Energy Flux: the Link Between Multitrophic Biodiversity and Ecosystem Functioning

Supplementary Material

Energy flux: The link between multitrophic biodiversity and ecosystem functioning

Andrew D. Barnes1,2,3*, Malte Jochum4, Jonathan S. Lefcheck5, Nico Eisenhauer1,2, Christoph Scherber3, Mary I. O‘Connor6, Peter de Ruiter7,8, & Ulrich Brose1,9

1German Centre for Integrative Biodiversity Research (iDiv) Halle-Jena-Leipzig, Deutscher Platz 5e, 04103 Leipzig, Germany

2Institute of Biology, Leipzig University, Johannisallee 21, 04103 Leipzig, Germany

3Institute of Landscape Ecology, University of Muenster, Heisenbergstrasse 2, 48149 Muenster, Germany

4Institute of Plant Sciences, University of Bern, Altenbergrain 21, 3013 Bern, Switzerland

5Bigelow Laboratory for Ocean Sciences, East Boothbay, ME, 04544 USA

6Dept of Zoology and Biodiversity Research Centre, Univ. of British Columbia, Vancouver, BC, V6T 1Z4, Canada

7Institute for Biodiversity and Ecosystem Dynamics, University of Amsterdam, Science Park 904, 1098XH Amsterdam, The Netherlands

8Biometris, Wageningen University, Droevendaalsesteeg 1, 6708 PB Wageningen, The Netherlands

9Institute of Ecology, Friedrich Schiller University Jena, Dornburger-Str. 159, 07743 Jena, Germany

Corresponding author: Barnes, A.D. ()

Introduction

Here, we will provide a step-by-step example of how to get from ecological community data to the calculation of whole-community energy flux.
——
Transcribe the energy flux supplement, beginning at "Corresponding author: Barnes, A.D." and stopping after "whole-community energy flux.".
——
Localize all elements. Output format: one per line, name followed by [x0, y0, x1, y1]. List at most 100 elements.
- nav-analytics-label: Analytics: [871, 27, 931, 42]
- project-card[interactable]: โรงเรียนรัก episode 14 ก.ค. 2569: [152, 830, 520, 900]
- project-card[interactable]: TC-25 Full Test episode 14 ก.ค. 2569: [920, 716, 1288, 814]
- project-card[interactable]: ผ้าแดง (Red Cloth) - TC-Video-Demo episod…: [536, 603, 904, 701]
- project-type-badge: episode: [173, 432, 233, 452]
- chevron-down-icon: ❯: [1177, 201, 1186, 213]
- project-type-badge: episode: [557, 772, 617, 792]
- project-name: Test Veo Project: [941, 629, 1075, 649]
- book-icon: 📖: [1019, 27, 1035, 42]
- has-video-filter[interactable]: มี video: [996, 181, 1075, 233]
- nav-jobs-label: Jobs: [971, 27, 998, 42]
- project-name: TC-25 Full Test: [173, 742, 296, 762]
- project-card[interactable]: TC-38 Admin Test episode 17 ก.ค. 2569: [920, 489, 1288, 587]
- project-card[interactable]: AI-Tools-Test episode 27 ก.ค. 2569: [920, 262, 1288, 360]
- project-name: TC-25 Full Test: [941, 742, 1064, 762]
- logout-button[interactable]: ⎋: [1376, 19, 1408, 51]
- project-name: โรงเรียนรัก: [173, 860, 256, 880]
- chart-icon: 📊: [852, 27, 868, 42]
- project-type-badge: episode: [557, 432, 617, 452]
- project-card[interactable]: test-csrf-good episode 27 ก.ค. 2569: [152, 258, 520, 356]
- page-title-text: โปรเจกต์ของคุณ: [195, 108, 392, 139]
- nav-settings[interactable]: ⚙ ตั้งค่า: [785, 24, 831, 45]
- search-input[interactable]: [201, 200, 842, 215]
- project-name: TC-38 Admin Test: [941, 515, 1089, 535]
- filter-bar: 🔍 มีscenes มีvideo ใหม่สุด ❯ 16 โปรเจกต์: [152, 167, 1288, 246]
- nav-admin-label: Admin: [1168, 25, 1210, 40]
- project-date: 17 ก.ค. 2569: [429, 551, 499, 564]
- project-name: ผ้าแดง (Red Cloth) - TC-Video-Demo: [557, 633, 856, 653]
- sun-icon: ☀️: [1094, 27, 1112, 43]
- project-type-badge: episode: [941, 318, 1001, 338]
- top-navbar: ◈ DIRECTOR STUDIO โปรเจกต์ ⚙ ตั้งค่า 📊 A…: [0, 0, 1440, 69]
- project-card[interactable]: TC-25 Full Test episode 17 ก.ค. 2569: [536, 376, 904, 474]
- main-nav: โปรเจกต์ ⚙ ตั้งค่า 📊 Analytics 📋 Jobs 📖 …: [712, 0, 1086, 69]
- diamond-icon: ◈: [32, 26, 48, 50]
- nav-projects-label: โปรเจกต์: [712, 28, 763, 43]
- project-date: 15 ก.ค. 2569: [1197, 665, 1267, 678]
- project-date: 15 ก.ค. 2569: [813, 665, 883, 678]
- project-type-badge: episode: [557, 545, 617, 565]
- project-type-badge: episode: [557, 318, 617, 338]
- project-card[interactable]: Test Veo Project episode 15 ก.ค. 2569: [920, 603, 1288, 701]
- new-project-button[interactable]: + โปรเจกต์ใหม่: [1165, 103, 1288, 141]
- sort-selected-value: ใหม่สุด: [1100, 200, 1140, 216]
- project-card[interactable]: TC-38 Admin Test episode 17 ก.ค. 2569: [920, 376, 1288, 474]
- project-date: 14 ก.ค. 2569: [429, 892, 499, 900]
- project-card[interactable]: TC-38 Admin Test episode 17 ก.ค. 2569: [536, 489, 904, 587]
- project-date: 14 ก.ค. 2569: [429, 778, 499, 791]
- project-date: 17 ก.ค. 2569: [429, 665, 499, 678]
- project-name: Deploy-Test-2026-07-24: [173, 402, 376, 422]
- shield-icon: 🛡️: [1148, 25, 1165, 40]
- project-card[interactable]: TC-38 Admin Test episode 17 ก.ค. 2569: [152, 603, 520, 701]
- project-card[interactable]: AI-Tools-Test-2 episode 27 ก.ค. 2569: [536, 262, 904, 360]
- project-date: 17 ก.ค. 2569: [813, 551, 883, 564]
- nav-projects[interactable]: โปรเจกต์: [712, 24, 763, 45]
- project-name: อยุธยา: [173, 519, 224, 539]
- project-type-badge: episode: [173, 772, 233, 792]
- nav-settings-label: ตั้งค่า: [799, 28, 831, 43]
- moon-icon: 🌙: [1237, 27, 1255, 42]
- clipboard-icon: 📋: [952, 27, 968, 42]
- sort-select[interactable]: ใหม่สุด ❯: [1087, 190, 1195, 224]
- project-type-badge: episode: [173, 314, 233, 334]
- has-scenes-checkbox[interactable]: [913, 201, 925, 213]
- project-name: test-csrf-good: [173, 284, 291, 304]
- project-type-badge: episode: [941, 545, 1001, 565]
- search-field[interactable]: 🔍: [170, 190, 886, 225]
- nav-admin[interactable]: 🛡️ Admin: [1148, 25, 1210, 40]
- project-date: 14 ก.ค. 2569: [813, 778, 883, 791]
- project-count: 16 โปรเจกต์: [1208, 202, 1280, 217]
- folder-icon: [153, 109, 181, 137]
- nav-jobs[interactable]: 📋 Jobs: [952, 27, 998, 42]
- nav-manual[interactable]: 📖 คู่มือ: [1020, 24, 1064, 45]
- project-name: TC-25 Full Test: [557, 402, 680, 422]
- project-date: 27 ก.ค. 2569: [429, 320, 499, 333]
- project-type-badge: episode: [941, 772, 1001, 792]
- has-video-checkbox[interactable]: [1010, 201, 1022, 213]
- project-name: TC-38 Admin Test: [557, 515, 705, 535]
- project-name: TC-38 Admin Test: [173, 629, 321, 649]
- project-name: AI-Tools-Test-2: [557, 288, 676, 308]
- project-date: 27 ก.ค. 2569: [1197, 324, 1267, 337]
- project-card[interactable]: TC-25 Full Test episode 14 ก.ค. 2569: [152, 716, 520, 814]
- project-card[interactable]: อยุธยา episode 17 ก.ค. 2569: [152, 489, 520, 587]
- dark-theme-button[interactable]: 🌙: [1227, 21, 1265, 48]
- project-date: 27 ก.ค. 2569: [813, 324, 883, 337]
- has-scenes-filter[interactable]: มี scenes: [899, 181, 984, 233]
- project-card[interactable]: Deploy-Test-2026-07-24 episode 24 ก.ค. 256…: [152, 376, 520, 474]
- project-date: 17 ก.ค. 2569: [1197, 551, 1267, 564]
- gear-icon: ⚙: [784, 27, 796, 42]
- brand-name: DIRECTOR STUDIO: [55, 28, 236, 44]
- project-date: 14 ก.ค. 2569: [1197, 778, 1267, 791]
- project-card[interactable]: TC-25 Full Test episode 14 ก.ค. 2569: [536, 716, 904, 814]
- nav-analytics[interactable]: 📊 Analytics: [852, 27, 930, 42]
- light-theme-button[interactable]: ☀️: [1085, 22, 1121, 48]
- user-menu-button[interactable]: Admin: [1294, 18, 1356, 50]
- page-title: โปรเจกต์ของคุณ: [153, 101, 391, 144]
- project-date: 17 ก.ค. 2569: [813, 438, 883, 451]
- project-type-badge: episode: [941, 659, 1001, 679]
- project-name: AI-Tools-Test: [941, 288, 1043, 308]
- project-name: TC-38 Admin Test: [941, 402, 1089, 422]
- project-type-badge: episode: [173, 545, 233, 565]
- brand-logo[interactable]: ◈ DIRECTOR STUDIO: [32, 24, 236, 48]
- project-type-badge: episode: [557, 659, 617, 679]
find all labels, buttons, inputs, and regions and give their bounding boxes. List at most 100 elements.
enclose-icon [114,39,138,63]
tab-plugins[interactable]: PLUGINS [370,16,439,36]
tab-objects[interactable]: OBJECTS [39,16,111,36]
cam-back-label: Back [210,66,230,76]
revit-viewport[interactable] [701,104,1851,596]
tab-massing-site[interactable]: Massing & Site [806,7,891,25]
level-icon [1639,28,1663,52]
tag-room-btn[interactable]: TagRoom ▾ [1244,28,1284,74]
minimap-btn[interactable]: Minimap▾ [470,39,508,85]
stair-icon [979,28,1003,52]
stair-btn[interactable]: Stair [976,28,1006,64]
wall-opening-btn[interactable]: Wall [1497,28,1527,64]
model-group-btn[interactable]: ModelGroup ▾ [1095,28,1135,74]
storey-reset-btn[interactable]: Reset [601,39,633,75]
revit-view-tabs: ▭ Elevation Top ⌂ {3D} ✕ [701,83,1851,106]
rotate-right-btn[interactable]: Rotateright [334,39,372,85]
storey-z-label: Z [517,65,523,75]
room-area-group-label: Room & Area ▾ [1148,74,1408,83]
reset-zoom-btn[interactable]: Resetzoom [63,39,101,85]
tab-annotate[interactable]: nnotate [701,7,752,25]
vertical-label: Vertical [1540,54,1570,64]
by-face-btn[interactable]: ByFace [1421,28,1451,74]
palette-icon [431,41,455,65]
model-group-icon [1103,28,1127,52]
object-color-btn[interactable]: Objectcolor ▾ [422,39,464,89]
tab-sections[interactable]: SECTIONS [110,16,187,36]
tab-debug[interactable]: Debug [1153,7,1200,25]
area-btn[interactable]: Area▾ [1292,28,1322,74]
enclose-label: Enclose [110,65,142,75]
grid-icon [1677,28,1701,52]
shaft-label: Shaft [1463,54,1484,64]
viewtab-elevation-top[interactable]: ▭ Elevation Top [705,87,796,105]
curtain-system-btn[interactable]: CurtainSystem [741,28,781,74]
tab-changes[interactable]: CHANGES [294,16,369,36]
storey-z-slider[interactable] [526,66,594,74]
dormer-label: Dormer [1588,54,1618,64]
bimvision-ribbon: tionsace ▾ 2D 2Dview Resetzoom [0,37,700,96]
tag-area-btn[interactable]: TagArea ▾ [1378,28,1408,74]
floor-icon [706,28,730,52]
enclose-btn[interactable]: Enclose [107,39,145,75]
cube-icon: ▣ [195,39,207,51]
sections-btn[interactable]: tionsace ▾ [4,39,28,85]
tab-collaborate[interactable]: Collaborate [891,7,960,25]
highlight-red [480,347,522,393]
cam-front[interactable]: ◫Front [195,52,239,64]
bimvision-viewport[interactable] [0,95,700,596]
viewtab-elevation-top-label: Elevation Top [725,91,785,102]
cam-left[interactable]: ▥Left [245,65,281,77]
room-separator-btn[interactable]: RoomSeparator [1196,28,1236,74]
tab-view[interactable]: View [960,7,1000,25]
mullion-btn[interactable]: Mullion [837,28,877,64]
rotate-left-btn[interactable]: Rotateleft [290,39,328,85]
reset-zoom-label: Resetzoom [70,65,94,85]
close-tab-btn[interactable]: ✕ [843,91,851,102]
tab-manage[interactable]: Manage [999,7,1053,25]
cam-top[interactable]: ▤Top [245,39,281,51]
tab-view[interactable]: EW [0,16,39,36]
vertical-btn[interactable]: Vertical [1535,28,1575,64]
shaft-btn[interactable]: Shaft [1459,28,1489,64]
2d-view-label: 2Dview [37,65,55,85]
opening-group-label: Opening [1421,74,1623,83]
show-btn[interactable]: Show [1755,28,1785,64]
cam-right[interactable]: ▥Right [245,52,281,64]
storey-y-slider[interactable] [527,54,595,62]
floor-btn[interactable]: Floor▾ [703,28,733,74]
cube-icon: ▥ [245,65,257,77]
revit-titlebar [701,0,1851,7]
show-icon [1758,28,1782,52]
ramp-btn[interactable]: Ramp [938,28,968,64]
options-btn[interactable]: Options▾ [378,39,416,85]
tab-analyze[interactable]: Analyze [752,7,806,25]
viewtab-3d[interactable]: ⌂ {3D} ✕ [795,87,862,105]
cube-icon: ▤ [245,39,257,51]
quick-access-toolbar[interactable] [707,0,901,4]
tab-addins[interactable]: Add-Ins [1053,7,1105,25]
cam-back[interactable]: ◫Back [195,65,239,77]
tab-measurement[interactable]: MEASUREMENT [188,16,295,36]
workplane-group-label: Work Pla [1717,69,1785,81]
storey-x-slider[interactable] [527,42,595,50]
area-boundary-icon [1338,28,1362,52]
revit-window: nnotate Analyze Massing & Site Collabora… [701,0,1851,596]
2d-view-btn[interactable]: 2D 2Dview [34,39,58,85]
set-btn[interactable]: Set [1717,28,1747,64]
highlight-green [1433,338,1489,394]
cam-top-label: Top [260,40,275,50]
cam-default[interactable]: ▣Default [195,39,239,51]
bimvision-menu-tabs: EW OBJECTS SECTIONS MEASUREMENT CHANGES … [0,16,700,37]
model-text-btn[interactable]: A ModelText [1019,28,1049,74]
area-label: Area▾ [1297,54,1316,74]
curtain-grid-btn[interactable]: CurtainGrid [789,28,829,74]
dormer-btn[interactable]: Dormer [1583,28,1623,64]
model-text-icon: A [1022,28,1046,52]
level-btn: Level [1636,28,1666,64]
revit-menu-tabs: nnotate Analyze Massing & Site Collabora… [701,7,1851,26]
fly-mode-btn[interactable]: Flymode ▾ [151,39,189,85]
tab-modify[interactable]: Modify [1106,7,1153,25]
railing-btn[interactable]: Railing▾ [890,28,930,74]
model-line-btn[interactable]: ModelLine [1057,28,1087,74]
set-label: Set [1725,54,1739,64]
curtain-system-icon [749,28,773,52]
——
> **ANSWER TO THE PROBLEM**
Corresponding author: Barnes, A.D. ()

Introduction

Here, we will provide a step-by-step example of how to get from ecological community data to the calculation of whole-community energy flux.